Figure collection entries
◆ ◆ ◆ ◆ ◆ ◆ ◆

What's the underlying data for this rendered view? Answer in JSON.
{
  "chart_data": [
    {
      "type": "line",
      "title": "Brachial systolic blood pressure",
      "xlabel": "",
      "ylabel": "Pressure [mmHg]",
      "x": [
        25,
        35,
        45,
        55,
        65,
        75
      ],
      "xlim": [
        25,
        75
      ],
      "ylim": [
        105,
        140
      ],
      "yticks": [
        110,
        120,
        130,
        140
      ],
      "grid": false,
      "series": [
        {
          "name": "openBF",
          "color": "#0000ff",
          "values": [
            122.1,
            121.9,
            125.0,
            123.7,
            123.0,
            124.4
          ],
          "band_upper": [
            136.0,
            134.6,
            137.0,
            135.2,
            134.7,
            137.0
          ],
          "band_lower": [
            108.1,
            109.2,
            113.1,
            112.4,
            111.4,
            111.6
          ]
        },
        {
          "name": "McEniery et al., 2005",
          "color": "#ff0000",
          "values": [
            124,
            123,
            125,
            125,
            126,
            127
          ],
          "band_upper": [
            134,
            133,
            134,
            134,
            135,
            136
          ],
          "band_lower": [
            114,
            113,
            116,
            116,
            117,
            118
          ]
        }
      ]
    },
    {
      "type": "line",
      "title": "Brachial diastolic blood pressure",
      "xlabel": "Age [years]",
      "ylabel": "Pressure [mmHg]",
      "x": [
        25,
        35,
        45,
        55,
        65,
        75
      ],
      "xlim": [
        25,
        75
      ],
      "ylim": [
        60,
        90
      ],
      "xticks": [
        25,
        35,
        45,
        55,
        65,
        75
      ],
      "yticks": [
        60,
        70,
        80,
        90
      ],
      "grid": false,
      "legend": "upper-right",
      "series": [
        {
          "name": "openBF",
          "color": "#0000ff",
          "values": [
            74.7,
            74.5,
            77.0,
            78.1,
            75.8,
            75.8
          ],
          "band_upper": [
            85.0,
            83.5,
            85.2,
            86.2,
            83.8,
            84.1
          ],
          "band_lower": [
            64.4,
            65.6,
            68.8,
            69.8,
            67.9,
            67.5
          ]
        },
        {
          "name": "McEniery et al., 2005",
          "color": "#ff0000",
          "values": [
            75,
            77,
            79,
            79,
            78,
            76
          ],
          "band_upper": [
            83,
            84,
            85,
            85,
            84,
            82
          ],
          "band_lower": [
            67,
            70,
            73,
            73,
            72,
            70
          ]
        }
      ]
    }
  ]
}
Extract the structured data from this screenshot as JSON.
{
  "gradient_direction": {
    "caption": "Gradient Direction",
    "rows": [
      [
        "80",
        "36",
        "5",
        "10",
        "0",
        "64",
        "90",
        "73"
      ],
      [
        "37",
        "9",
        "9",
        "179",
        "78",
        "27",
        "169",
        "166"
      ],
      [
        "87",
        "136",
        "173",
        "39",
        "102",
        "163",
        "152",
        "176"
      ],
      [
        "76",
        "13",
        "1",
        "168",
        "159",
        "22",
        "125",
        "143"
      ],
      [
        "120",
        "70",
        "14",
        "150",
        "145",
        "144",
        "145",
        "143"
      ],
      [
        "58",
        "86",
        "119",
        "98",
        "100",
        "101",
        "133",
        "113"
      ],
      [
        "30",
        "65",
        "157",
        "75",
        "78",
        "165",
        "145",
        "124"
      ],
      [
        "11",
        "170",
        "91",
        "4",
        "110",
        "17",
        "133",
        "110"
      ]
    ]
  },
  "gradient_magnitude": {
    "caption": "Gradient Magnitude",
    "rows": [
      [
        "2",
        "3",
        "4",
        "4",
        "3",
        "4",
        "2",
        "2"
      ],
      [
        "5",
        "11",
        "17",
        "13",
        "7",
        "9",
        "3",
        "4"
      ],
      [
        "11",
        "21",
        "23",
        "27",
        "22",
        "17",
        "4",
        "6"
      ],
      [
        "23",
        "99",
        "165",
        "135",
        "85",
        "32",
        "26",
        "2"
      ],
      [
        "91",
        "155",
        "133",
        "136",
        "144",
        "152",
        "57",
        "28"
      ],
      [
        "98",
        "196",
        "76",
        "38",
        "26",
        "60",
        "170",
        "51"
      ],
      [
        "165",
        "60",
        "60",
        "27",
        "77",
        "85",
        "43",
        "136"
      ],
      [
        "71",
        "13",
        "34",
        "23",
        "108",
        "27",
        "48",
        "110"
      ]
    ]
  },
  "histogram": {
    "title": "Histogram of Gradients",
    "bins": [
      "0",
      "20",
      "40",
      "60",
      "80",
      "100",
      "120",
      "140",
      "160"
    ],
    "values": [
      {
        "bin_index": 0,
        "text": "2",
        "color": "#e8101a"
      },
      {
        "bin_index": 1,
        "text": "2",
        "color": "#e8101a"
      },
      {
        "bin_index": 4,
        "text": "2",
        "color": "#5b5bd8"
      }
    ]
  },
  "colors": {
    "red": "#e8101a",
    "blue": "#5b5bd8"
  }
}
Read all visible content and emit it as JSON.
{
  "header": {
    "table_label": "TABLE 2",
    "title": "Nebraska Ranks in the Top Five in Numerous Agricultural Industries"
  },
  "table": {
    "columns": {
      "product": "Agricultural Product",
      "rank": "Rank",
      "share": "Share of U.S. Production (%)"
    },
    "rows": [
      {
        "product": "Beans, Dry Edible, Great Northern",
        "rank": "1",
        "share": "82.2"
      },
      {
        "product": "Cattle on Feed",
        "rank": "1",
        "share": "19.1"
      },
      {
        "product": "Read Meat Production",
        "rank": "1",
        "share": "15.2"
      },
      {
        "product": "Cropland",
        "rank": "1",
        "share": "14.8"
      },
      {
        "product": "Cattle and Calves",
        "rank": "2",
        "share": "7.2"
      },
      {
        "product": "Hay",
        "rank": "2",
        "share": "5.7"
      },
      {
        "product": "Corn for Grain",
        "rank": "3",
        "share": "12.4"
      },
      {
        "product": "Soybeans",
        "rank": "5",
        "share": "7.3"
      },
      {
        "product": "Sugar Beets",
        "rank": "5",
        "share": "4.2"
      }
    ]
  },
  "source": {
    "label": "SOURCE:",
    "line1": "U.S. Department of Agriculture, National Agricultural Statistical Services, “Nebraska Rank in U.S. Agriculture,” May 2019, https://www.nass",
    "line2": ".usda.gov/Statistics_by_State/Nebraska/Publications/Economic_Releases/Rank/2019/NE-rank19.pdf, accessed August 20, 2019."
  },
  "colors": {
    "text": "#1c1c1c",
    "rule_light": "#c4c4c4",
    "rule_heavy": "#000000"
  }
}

◆ ◆ ◆ ◆ ◆ ◆ ◆

# [What is needed]
What is the number of lines containing "Brachial"? Give that number only.

# [Answer for the task]
2